§ Problem description
Filter this material down to the lines that hold "sich", copying each one.
☆ ☆ ☆ ☆ ☆ ☆ ☆
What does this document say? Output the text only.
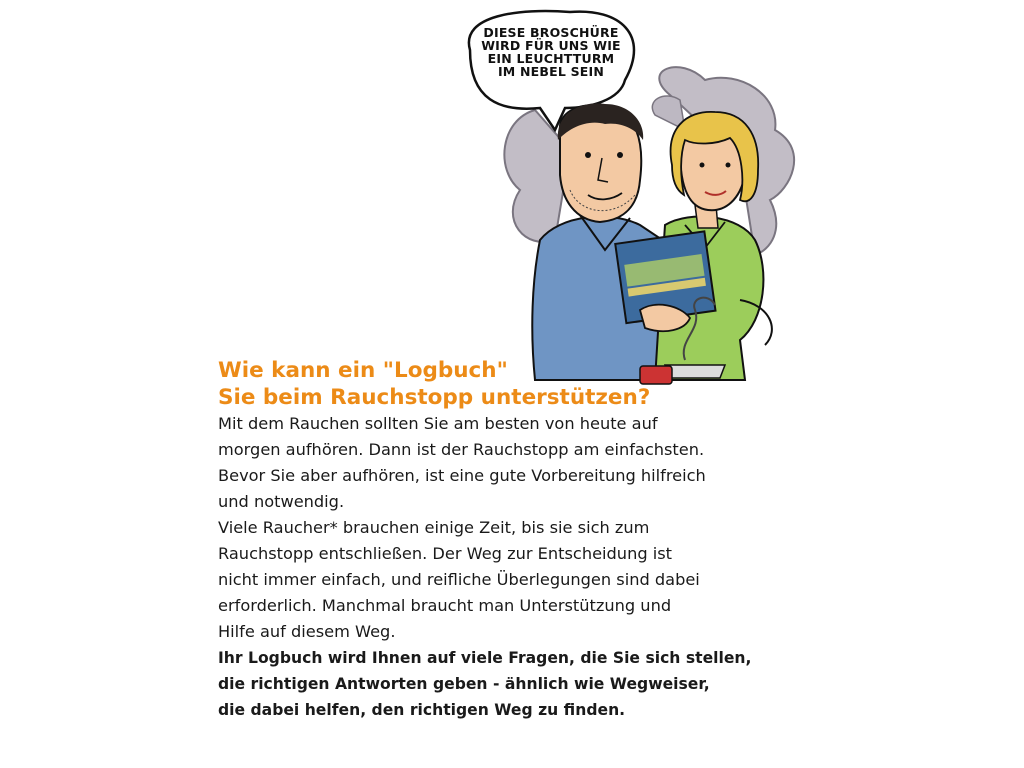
DIESE BROSCHÜRE
WIRD FÜR UNS WIE
EIN LEUCHTTURM
IM NEBEL SEIN
Wie kann ein "Logbuch"
Sie beim Rauchstopp unterstützen?

Mit dem Rauchen sollten Sie am besten von heute auf
morgen aufhören. Dann ist der Rauchstopp am einfachsten.
Bevor Sie aber aufhören, ist eine gute Vorbereitung hilfreich
und notwendig.

Viele Raucher* brauchen einige Zeit, bis sie sich zum
Rauchstopp entschließen. Der Weg zur Entscheidung ist
nicht immer einfach, und reifliche Überlegungen sind dabei
erforderlich. Manchmal braucht man Unterstützung und
Hilfe auf diesem Weg.

Ihr Logbuch wird Ihnen auf viele Fragen, die Sie sich stellen,
die richtigen Antworten geben - ähnlich wie Wegweiser,
die dabei helfen, den richtigen Weg zu finden.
☆ ☆ ☆ ☆ ☆ ☆ ☆
§ Output of the task
Viele Raucher* brauchen einige Zeit, bis sie sich zum
Ihr Logbuch wird Ihnen auf viele Fragen, die Sie sich stellen,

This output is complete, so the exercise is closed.